▶ Problem details
Check every line of the entries that follow, and copy the ones containing "chevron".

□ □ □ □ □ □ □

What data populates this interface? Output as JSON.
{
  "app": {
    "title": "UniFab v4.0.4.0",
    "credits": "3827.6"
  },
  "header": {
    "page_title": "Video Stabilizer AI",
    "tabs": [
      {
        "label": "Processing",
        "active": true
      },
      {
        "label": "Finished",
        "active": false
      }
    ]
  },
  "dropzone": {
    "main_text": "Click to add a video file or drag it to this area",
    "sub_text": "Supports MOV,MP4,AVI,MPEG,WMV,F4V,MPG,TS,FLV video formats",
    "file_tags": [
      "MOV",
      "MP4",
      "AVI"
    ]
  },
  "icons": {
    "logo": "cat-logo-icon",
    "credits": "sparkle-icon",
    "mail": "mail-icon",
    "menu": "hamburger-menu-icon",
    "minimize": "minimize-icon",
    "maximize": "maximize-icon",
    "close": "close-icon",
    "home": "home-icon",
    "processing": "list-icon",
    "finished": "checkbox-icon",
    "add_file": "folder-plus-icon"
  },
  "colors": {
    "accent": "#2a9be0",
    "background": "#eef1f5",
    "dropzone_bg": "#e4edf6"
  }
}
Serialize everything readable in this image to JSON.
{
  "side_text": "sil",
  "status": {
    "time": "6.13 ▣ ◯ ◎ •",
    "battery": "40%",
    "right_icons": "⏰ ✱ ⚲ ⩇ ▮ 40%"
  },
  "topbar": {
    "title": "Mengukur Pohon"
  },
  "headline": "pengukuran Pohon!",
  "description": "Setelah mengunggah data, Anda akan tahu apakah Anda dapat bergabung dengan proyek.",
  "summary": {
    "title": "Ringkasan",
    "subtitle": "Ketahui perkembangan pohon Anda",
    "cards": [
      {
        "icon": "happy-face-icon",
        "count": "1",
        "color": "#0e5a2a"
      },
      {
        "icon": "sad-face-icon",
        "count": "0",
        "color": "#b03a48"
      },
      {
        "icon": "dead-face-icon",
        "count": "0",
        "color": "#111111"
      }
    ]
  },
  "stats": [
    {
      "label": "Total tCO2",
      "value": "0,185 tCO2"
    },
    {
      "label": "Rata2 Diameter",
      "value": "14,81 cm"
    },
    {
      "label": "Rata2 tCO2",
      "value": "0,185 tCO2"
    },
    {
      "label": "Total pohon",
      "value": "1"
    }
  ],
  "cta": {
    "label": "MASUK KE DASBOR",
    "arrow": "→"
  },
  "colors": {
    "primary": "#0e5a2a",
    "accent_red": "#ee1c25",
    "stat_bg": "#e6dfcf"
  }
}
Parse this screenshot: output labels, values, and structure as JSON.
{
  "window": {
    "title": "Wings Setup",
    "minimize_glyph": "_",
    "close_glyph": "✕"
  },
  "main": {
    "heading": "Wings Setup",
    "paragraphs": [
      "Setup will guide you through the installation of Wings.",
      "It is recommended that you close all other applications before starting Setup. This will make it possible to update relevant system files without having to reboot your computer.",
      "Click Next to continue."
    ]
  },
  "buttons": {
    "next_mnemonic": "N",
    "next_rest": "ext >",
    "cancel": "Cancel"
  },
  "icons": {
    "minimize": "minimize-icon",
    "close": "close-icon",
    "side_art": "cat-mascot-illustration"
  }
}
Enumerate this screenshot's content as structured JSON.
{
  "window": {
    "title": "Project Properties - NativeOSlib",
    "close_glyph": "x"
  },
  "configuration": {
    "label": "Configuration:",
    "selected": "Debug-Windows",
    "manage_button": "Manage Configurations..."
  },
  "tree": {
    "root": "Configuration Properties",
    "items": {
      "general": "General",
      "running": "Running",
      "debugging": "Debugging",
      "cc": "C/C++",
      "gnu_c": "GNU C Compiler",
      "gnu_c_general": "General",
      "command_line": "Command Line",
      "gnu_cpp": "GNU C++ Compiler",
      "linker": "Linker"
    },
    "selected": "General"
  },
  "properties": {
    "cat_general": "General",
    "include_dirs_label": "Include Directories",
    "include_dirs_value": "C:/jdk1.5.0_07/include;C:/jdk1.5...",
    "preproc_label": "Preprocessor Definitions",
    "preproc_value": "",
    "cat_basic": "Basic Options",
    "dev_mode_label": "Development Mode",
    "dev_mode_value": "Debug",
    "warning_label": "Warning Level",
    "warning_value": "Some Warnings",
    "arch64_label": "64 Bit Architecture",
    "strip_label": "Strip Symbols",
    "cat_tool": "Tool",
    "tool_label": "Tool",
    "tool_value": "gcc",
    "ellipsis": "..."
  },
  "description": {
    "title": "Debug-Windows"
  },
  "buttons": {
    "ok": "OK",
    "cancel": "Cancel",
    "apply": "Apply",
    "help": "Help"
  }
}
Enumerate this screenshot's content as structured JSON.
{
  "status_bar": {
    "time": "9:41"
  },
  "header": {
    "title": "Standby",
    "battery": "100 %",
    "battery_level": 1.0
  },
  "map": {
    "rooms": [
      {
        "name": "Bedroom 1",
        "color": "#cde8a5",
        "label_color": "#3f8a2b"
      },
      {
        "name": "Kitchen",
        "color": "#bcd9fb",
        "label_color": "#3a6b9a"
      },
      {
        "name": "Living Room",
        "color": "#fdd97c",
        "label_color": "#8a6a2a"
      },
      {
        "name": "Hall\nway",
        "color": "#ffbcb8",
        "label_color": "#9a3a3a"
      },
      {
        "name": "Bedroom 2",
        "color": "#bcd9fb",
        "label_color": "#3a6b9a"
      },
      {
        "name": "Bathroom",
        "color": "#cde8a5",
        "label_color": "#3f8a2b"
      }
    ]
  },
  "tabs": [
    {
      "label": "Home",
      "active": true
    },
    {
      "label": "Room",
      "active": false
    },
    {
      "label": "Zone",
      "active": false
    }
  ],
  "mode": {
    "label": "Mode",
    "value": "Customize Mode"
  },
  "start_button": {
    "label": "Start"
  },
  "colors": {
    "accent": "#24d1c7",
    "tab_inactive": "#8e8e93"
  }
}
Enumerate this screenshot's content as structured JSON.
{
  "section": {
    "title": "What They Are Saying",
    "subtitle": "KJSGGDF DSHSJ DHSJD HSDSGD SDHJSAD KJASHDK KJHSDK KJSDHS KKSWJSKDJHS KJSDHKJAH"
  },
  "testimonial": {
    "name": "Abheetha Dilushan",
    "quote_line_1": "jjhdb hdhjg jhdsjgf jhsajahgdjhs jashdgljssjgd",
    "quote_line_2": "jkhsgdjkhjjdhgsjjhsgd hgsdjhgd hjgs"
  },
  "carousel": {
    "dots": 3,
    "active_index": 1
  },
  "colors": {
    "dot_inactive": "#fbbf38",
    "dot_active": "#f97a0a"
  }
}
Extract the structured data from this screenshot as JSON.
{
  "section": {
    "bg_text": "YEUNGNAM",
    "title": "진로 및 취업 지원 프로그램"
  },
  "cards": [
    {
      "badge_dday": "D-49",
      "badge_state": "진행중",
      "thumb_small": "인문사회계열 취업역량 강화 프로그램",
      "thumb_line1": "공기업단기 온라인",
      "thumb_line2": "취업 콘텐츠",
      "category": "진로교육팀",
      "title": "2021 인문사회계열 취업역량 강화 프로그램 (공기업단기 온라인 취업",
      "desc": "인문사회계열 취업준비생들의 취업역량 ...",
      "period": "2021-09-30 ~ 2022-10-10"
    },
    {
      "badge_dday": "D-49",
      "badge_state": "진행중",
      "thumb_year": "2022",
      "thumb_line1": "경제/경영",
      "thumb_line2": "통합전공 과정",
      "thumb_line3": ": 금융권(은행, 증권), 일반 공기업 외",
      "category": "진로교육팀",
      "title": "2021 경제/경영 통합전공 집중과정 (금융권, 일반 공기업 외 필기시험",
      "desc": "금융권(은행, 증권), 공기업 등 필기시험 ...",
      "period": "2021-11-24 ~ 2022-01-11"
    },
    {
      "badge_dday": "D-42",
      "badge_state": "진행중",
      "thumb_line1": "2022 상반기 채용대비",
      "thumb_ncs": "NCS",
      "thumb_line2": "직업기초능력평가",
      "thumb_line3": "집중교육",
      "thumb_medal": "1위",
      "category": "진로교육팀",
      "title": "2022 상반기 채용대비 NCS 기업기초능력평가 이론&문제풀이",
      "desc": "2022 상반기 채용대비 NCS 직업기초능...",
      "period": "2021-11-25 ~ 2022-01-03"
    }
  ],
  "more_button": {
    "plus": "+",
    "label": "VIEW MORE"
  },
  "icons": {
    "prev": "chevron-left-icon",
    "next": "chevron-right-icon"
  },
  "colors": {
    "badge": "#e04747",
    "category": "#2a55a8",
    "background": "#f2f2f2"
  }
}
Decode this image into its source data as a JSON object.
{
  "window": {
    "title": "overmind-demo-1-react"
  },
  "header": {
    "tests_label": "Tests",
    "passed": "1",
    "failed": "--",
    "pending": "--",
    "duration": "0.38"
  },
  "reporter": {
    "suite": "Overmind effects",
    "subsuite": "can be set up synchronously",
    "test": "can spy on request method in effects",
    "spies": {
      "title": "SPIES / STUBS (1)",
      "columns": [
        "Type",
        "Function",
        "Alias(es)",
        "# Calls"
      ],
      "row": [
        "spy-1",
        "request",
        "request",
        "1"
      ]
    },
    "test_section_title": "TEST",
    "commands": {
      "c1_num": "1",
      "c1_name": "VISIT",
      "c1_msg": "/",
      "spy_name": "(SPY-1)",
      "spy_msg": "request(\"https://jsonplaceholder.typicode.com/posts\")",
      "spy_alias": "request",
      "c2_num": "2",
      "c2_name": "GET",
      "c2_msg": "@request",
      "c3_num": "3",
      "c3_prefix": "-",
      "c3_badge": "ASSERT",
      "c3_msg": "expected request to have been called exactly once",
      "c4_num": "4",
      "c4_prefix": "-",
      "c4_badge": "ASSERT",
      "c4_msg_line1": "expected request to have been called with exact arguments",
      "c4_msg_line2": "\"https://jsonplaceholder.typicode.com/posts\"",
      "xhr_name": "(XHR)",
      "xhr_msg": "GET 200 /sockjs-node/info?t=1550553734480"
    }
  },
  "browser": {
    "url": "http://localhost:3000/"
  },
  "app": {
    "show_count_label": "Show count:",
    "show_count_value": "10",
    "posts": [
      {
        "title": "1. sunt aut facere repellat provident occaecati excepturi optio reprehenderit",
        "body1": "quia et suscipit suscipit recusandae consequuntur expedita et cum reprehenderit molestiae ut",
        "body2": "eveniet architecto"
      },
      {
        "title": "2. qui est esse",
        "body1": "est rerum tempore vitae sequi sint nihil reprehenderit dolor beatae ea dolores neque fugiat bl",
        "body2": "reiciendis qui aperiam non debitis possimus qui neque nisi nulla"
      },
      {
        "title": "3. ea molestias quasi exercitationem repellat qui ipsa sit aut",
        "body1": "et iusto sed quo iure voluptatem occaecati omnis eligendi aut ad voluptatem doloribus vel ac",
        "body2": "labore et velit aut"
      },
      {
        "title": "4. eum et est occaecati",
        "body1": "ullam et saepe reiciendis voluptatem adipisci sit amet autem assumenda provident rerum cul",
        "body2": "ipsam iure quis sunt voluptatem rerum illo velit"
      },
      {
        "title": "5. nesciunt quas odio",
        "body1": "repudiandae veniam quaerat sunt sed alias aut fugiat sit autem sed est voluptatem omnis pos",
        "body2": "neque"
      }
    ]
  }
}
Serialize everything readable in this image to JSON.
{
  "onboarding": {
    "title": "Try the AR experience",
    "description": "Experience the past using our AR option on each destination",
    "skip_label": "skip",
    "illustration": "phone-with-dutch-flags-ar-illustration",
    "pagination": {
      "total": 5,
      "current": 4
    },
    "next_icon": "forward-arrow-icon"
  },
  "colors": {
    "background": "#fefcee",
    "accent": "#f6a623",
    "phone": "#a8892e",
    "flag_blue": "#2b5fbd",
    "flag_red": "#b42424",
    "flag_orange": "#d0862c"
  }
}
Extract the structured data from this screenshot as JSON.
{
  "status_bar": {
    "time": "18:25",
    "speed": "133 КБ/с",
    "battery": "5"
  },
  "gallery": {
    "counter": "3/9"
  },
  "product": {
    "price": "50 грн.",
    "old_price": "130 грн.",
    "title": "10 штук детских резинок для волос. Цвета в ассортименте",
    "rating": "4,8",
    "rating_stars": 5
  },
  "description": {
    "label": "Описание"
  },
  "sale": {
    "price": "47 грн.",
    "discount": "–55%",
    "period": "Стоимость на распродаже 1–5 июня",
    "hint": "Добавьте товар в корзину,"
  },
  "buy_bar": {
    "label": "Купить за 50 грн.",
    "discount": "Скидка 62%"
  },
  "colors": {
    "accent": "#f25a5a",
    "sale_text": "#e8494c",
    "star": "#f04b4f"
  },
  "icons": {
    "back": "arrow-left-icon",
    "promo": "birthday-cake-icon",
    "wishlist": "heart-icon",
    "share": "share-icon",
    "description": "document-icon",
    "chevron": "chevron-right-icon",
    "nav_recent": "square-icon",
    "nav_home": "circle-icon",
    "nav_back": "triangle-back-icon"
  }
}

□ □ □ □ □ □ □

▶ The response
    "prev": "chevron-left-icon",
    "next": "chevron-right-icon"
    "chevron": "chevron-right-icon",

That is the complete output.